# Raw records start

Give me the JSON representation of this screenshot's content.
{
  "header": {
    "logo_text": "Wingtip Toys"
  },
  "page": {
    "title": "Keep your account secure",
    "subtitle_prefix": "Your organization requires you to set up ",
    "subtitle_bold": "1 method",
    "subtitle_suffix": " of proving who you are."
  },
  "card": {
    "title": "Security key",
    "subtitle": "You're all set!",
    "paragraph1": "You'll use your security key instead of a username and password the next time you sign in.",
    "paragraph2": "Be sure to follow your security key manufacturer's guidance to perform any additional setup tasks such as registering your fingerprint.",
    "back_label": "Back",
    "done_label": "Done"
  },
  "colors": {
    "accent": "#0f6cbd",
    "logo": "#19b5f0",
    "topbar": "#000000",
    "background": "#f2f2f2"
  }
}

# Raw records end

What you will do |
Transcribe every entry verbatim.

Answer to this problem |
Give me the JSON representation of this screenshot's content.
{
  "header": {
    "logo_text": "Wingtip Toys"
  },
  "page": {
    "title": "Keep your account secure",
    "subtitle_prefix": "Your organization requires you to set up ",
    "subtitle_bold": "1 method",
    "subtitle_suffix": " of proving who you are."
  },
  "card": {
    "title": "Security key",
    "subtitle": "You're all set!",
    "paragraph1": "You'll use your security key instead of a username and password the next time you sign in.",
    "paragraph2": "Be sure to follow your security key manufacturer's guidance to perform any additional setup tasks such as registering your fingerprint.",
    "back_label": "Back",
    "done_label": "Done"
  },
  "colors": {
    "accent": "#0f6cbd",
    "logo": "#19b5f0",
    "topbar": "#000000",
    "background": "#f2f2f2"
  }
}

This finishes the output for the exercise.